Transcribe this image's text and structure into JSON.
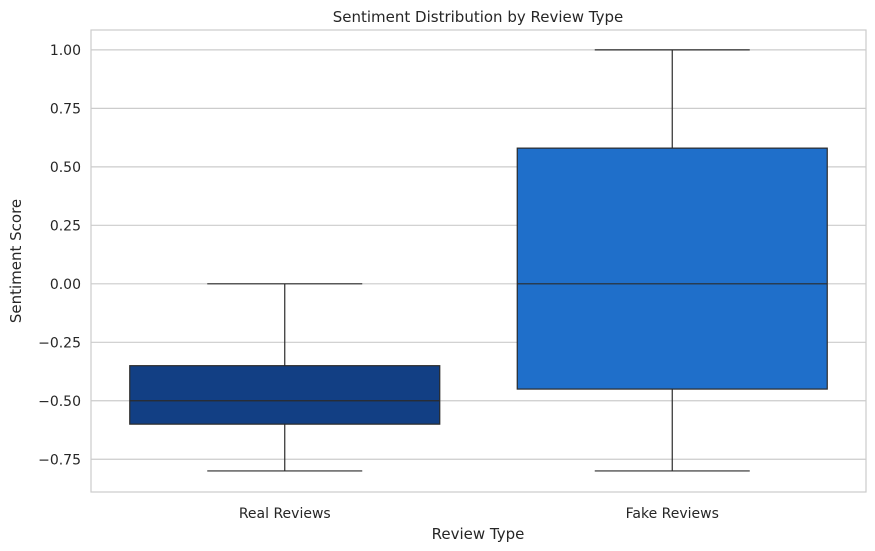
{
  "chart_data": {
    "type": "box",
    "title": "Sentiment Distribution by Review Type",
    "xlabel": "Review Type",
    "ylabel": "Sentiment Score",
    "ylim": [
      -0.89,
      1.085
    ],
    "yticks": [
      -0.75,
      -0.5,
      -0.25,
      0.0,
      0.25,
      0.5,
      0.75,
      1.0
    ],
    "ytick_labels": [
      "−0.75",
      "−0.50",
      "−0.25",
      "0.00",
      "0.25",
      "0.50",
      "0.75",
      "1.00"
    ],
    "grid": true,
    "categories": [
      "Real Reviews",
      "Fake Reviews"
    ],
    "boxes": [
      {
        "category": "Real Reviews",
        "whisker_low": -0.8,
        "q1": -0.6,
        "median": -0.5,
        "q3": -0.35,
        "whisker_high": 0.0,
        "color": "#123f84"
      },
      {
        "category": "Fake Reviews",
        "whisker_low": -0.8,
        "q1": -0.45,
        "median": 0.0,
        "q3": 0.58,
        "whisker_high": 1.0,
        "color": "#1f6fca"
      }
    ]
  }
}
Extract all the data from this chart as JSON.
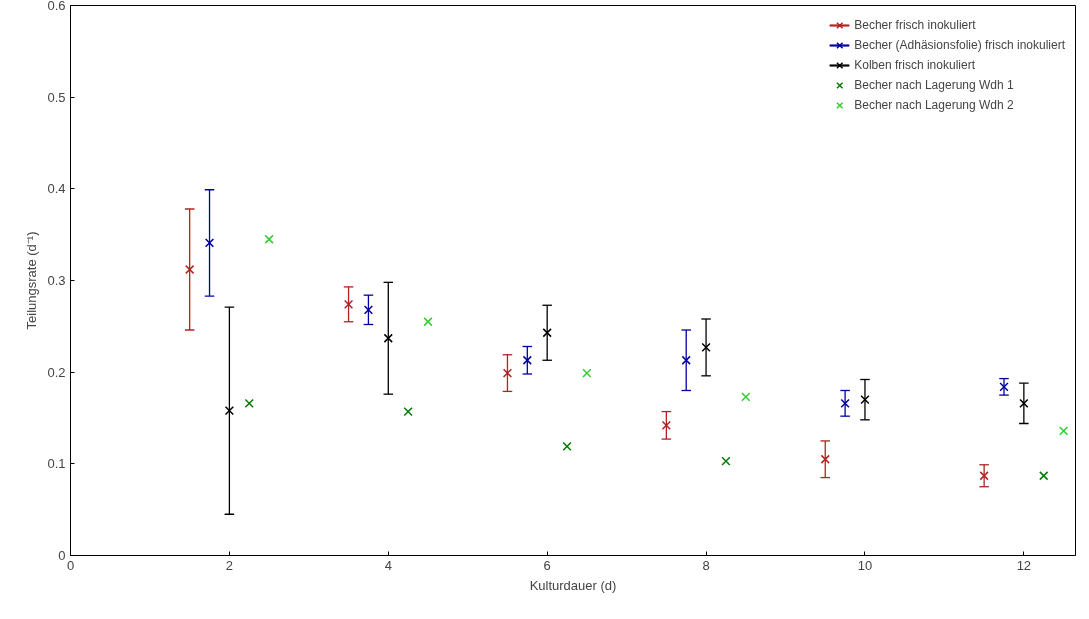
{
  "chart_data": {
    "type": "scatter",
    "xlabel": "Kulturdauer (d)",
    "ylabel": "Teilungsrate (d⁻¹)",
    "xlim": [
      0,
      12.65
    ],
    "ylim": [
      0,
      0.6
    ],
    "xticks": [
      0,
      2,
      4,
      6,
      8,
      10,
      12
    ],
    "yticks": [
      0,
      0.1,
      0.2,
      0.3,
      0.4,
      0.5,
      0.6
    ],
    "grid": false,
    "legend": "top right",
    "marker": "cross",
    "series": [
      {
        "name": "Becher frisch inokuliert",
        "color": "#b22222",
        "x": [
          1.5,
          3.5,
          5.5,
          7.5,
          9.5,
          11.5
        ],
        "values": [
          0.312,
          0.274,
          0.199,
          0.142,
          0.105,
          0.087
        ],
        "errors": [
          0.066,
          0.019,
          0.02,
          0.015,
          0.02,
          0.012
        ]
      },
      {
        "name": "Becher (Adhäsionsfolie) frisch inokuliert",
        "color": "#0000a0",
        "x": [
          1.75,
          3.75,
          5.75,
          7.75,
          9.75,
          11.75
        ],
        "values": [
          0.341,
          0.268,
          0.213,
          0.213,
          0.166,
          0.184
        ],
        "errors": [
          0.058,
          0.016,
          0.015,
          0.033,
          0.014,
          0.009
        ]
      },
      {
        "name": "Kolben frisch inokuliert",
        "color": "#000000",
        "x": [
          2,
          4,
          6,
          8,
          10,
          12
        ],
        "values": [
          0.158,
          0.237,
          0.243,
          0.227,
          0.17,
          0.166
        ],
        "errors": [
          0.113,
          0.061,
          0.03,
          0.031,
          0.022,
          0.022
        ]
      },
      {
        "name": "Becher nach Lagerung Wdh 1",
        "color": "#007a00",
        "x": [
          2.25,
          4.25,
          6.25,
          8.25,
          12.25
        ],
        "values": [
          0.166,
          0.157,
          0.119,
          0.103,
          0.087
        ]
      },
      {
        "name": "Becher nach Lagerung Wdh 2",
        "color": "#33cc33",
        "x": [
          2.5,
          4.5,
          6.5,
          8.5,
          12.5
        ],
        "values": [
          0.345,
          0.255,
          0.199,
          0.173,
          0.136
        ]
      }
    ]
  }
}
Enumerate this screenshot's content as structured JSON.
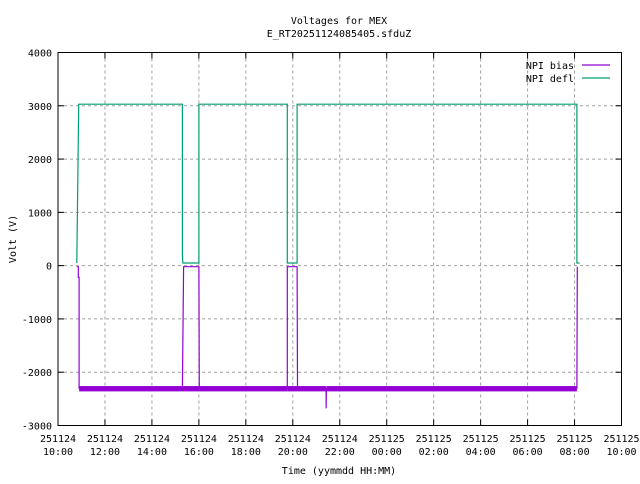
{
  "chart_data": {
    "type": "line",
    "title": "Voltages for MEX",
    "subtitle": "E_RT20251124085405.sfduZ",
    "xlabel": "Time (yymmdd HH:MM)",
    "ylabel": "Volt (V)",
    "xlim": [
      "251124 10:00",
      "251125 10:00"
    ],
    "ylim": [
      -3000,
      4000
    ],
    "grid": true,
    "legend_position": "top-right",
    "x_ticks": [
      {
        "date": "251124",
        "time": "10:00"
      },
      {
        "date": "251124",
        "time": "12:00"
      },
      {
        "date": "251124",
        "time": "14:00"
      },
      {
        "date": "251124",
        "time": "16:00"
      },
      {
        "date": "251124",
        "time": "18:00"
      },
      {
        "date": "251124",
        "time": "20:00"
      },
      {
        "date": "251124",
        "time": "22:00"
      },
      {
        "date": "251125",
        "time": "00:00"
      },
      {
        "date": "251125",
        "time": "02:00"
      },
      {
        "date": "251125",
        "time": "04:00"
      },
      {
        "date": "251125",
        "time": "06:00"
      },
      {
        "date": "251125",
        "time": "08:00"
      },
      {
        "date": "251125",
        "time": "10:00"
      }
    ],
    "y_ticks": [
      "4000",
      "3000",
      "2000",
      "1000",
      "0",
      "-1000",
      "-2000",
      "-3000"
    ],
    "series": [
      {
        "name": "NPI bias",
        "color": "#9400d3",
        "points": [
          [
            "251124 10:48",
            -20
          ],
          [
            "251124 10:52",
            -20
          ],
          [
            "251124 10:52",
            -220
          ],
          [
            "251124 10:54",
            -220
          ],
          [
            "251124 10:54",
            -2300
          ],
          [
            "251124 15:18",
            -2300
          ],
          [
            "251124 15:21",
            -20
          ],
          [
            "251124 16:00",
            -20
          ],
          [
            "251124 16:01",
            -2300
          ],
          [
            "251124 19:46",
            -2300
          ],
          [
            "251124 19:46",
            -20
          ],
          [
            "251124 20:11",
            -20
          ],
          [
            "251124 20:12",
            -2300
          ],
          [
            "251124 21:25",
            -2300
          ],
          [
            "251124 21:25",
            -2680
          ],
          [
            "251124 21:26",
            -2300
          ],
          [
            "251125 08:06",
            -2300
          ],
          [
            "251125 08:07",
            -20
          ]
        ]
      },
      {
        "name": "NPI defl",
        "color": "#009e73",
        "points": [
          [
            "251124 10:48",
            50
          ],
          [
            "251124 10:53",
            3030
          ],
          [
            "251124 15:18",
            3030
          ],
          [
            "251124 15:18",
            200
          ],
          [
            "251124 15:19",
            50
          ],
          [
            "251124 16:00",
            50
          ],
          [
            "251124 16:00",
            3030
          ],
          [
            "251124 19:46",
            3030
          ],
          [
            "251124 19:46",
            50
          ],
          [
            "251124 20:11",
            50
          ],
          [
            "251124 20:11",
            3030
          ],
          [
            "251125 08:06",
            3030
          ],
          [
            "251125 08:06",
            50
          ],
          [
            "251125 08:13",
            50
          ]
        ]
      }
    ]
  }
}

• [TASK REQUIREMENTS]: Output the lines above in full and exactly as given, omitting any pictures.

• [EXPECTED ANSWER]:
Transcribe this image's text and structure into JSON.
{
  "chart_data": {
    "type": "box",
    "title": "Sentiment Distribution by Review Type",
    "xlabel": "Review Type",
    "ylabel": "Sentiment Score",
    "ylim": [
      -0.89,
      1.085
    ],
    "yticks": [
      -0.75,
      -0.5,
      -0.25,
      0.0,
      0.25,
      0.5,
      0.75,
      1.0
    ],
    "ytick_labels": [
      "−0.75",
      "−0.50",
      "−0.25",
      "0.00",
      "0.25",
      "0.50",
      "0.75",
      "1.00"
    ],
    "grid": true,
    "categories": [
      "Real Reviews",
      "Fake Reviews"
    ],
    "boxes": [
      {
        "category": "Real Reviews",
        "whisker_low": -0.8,
        "q1": -0.6,
        "median": -0.5,
        "q3": -0.35,
        "whisker_high": 0.0,
        "color": "#123f84"
      },
      {
        "category": "Fake Reviews",
        "whisker_low": -0.8,
        "q1": -0.45,
        "median": 0.0,
        "q3": 0.58,
        "whisker_high": 1.0,
        "color": "#1f6fca"
      }
    ]
  }
}
Extract all the data from this chart as JSON.
{
  "chart_data": {
    "type": "scatter",
    "xlabel": "Kulturdauer (d)",
    "ylabel": "Teilungsrate (d⁻¹)",
    "xlim": [
      0,
      12.65
    ],
    "ylim": [
      0,
      0.6
    ],
    "xticks": [
      0,
      2,
      4,
      6,
      8,
      10,
      12
    ],
    "yticks": [
      0,
      0.1,
      0.2,
      0.3,
      0.4,
      0.5,
      0.6
    ],
    "grid": false,
    "legend": "top right",
    "marker": "cross",
    "series": [
      {
        "name": "Becher frisch inokuliert",
        "color": "#b22222",
        "x": [
          1.5,
          3.5,
          5.5,
          7.5,
          9.5,
          11.5
        ],
        "values": [
          0.312,
          0.274,
          0.199,
          0.142,
          0.105,
          0.087
        ],
        "errors": [
          0.066,
          0.019,
          0.02,
          0.015,
          0.02,
          0.012
        ]
      },
      {
        "name": "Becher (Adhäsionsfolie) frisch inokuliert",
        "color": "#0000a0",
        "x": [
          1.75,
          3.75,
          5.75,
          7.75,
          9.75,
          11.75
        ],
        "values": [
          0.341,
          0.268,
          0.213,
          0.213,
          0.166,
          0.184
        ],
        "errors": [
          0.058,
          0.016,
          0.015,
          0.033,
          0.014,
          0.009
        ]
      },
      {
        "name": "Kolben frisch inokuliert",
        "color": "#000000",
        "x": [
          2,
          4,
          6,
          8,
          10,
          12
        ],
        "values": [
          0.158,
          0.237,
          0.243,
          0.227,
          0.17,
          0.166
        ],
        "errors": [
          0.113,
          0.061,
          0.03,
          0.031,
          0.022,
          0.022
        ]
      },
      {
        "name": "Becher nach Lagerung Wdh 1",
        "color": "#007a00",
        "x": [
          2.25,
          4.25,
          6.25,
          8.25,
          12.25
        ],
        "values": [
          0.166,
          0.157,
          0.119,
          0.103,
          0.087
        ]
      },
      {
        "name": "Becher nach Lagerung Wdh 2",
        "color": "#33cc33",
        "x": [
          2.5,
          4.5,
          6.5,
          8.5,
          12.5
        ],
        "values": [
          0.345,
          0.255,
          0.199,
          0.173,
          0.136
        ]
      }
    ]
  }
}
Enumerate this screenshot's content as structured JSON.
{
  "chart_data": {
    "type": "line",
    "title": "Voltages for MEX",
    "subtitle": "E_RT20251124085405.sfduZ",
    "xlabel": "Time (yymmdd HH:MM)",
    "ylabel": "Volt (V)",
    "xlim": [
      "251124 10:00",
      "251125 10:00"
    ],
    "ylim": [
      -3000,
      4000
    ],
    "grid": true,
    "legend_position": "top-right",
    "x_ticks": [
      {
        "date": "251124",
        "time": "10:00"
      },
      {
        "date": "251124",
        "time": "12:00"
      },
      {
        "date": "251124",
        "time": "14:00"
      },
      {
        "date": "251124",
        "time": "16:00"
      },
      {
        "date": "251124",
        "time": "18:00"
      },
      {
        "date": "251124",
        "time": "20:00"
      },
      {
        "date": "251124",
        "time": "22:00"
      },
      {
        "date": "251125",
        "time": "00:00"
      },
      {
        "date": "251125",
        "time": "02:00"
      },
      {
        "date": "251125",
        "time": "04:00"
      },
      {
        "date": "251125",
        "time": "06:00"
      },
      {
        "date": "251125",
        "time": "08:00"
      },
      {
        "date": "251125",
        "time": "10:00"
      }
    ],
    "y_ticks": [
      "4000",
      "3000",
      "2000",
      "1000",
      "0",
      "-1000",
      "-2000",
      "-3000"
    ],
    "series": [
      {
        "name": "NPI bias",
        "color": "#9400d3",
        "points": [
          [
            "251124 10:48",
            -20
          ],
          [
            "251124 10:52",
            -20
          ],
          [
            "251124 10:52",
            -220
          ],
          [
            "251124 10:54",
            -220
          ],
          [
            "251124 10:54",
            -2300
          ],
          [
            "251124 15:18",
            -2300
          ],
          [
            "251124 15:21",
            -20
          ],
          [
            "251124 16:00",
            -20
          ],
          [
            "251124 16:01",
            -2300
          ],
          [
            "251124 19:46",
            -2300
          ],
          [
            "251124 19:46",
            -20
          ],
          [
            "251124 20:11",
            -20
          ],
          [
            "251124 20:12",
            -2300
          ],
          [
            "251124 21:25",
            -2300
          ],
          [
            "251124 21:25",
            -2680
          ],
          [
            "251124 21:26",
            -2300
          ],
          [
            "251125 08:06",
            -2300
          ],
          [
            "251125 08:07",
            -20
          ]
        ]
      },
      {
        "name": "NPI defl",
        "color": "#009e73",
        "points": [
          [
            "251124 10:48",
            50
          ],
          [
            "251124 10:53",
            3030
          ],
          [
            "251124 15:18",
            3030
          ],
          [
            "251124 15:18",
            200
          ],
          [
            "251124 15:19",
            50
          ],
          [
            "251124 16:00",
            50
          ],
          [
            "251124 16:00",
            3030
          ],
          [
            "251124 19:46",
            3030
          ],
          [
            "251124 19:46",
            50
          ],
          [
            "251124 20:11",
            50
          ],
          [
            "251124 20:11",
            3030
          ],
          [
            "251125 08:06",
            3030
          ],
          [
            "251125 08:06",
            50
          ],
          [
            "251125 08:13",
            50
          ]
        ]
      }
    ]
  }
}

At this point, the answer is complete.